* **Exercise aim**:
Present the lines below as a Markdown table with two columns, Row and Line. Number the rows in order, and leave out any blank lines.

— BEGIN Material for this task —

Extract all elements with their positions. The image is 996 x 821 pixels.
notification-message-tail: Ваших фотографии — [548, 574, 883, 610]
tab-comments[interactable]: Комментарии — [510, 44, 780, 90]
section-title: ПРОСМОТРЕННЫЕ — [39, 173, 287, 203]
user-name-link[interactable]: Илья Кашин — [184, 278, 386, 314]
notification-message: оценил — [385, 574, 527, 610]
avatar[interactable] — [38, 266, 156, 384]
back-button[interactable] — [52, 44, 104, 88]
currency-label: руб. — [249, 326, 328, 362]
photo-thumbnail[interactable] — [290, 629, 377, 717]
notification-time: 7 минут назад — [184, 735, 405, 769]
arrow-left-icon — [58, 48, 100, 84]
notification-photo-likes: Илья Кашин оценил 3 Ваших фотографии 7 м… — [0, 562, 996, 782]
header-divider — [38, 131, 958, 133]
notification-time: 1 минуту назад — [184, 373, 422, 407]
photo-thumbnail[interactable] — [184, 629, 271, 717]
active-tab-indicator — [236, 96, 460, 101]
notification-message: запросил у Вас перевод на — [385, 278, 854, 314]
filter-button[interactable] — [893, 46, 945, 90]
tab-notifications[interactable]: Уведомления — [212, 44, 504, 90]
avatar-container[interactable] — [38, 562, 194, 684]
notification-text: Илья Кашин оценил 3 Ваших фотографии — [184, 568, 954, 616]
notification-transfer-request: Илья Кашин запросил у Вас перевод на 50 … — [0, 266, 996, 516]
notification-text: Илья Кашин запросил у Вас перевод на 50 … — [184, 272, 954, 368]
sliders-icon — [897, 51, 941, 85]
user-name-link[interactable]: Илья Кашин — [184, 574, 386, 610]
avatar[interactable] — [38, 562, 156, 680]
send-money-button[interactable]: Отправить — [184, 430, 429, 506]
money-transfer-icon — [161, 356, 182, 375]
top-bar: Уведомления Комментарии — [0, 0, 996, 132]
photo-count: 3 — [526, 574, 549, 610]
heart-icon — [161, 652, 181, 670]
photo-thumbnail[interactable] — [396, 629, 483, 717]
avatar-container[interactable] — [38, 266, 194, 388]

— END Material for this task —

* **Finished answer**:
| Row | Line |
|---|---|
| 1 | Extract all elements with their positions. The image is 996 x 821 pixels. |
| 2 | notification-message-tail: Ваших фотографии — [548, 574, 883, 610] |
| 3 | tab-comments[interactable]: Комментарии — [510, 44, 780, 90] |
| 4 | section-title: ПРОСМОТРЕННЫЕ — [39, 173, 287, 203] |
| 5 | user-name-link[interactable]: Илья Кашин — [184, 278, 386, 314] |
| 6 | notification-message: оценил — [385, 574, 527, 610] |
| 7 | avatar[interactable] — [38, 266, 156, 384] |
| 8 | back-button[interactable] — [52, 44, 104, 88] |
| 9 | currency-label: руб. — [249, 326, 328, 362] |
| 10 | photo-thumbnail[interactable] — [290, 629, 377, 717] |
| 11 | notification-time: 7 минут назад — [184, 735, 405, 769] |
| 12 | arrow-left-icon — [58, 48, 100, 84] |
| 13 | notification-photo-likes: Илья Кашин оценил 3 Ваших фотографии 7 м… — [0, 562, 996, 782] |
| 14 | header-divider — [38, 131, 958, 133] |
| 15 | notification-time: 1 минуту назад — [184, 373, 422, 407] |
| 16 | photo-thumbnail[interactable] — [184, 629, 271, 717] |
| 17 | active-tab-indicator — [236, 96, 460, 101] |
| 18 | notification-message: запросил у Вас перевод на — [385, 278, 854, 314] |
| 19 | filter-button[interactable] — [893, 46, 945, 90] |
| 20 | tab-notifications[interactable]: Уведомления — [212, 44, 504, 90] |
| 21 | avatar-container[interactable] — [38, 562, 194, 684] |
| 22 | notification-text: Илья Кашин оценил 3 Ваших фотографии — [184, 568, 954, 616] |
| 23 | notification-transfer-request: Илья Кашин запросил у Вас перевод на 50 … — [0, 266, 996, 516] |
| 24 | notification-text: Илья Кашин запросил у Вас перевод на 50 … — [184, 272, 954, 368] |
| 25 | sliders-icon — [897, 51, 941, 85] |
| 26 | user-name-link[interactable]: Илья Кашин — [184, 574, 386, 610] |
| 27 | avatar[interactable] — [38, 562, 156, 680] |
| 28 | send-money-button[interactable]: Отправить — [184, 430, 429, 506] |
| 29 | money-transfer-icon — [161, 356, 182, 375] |
| 30 | top-bar: Уведомления Комментарии — [0, 0, 996, 132] |
| 31 | photo-count: 3 — [526, 574, 549, 610] |
| 32 | heart-icon — [161, 652, 181, 670] |
| 33 | photo-thumbnail[interactable] — [396, 629, 483, 717] |
| 34 | avatar-container[interactable] — [38, 266, 194, 388] |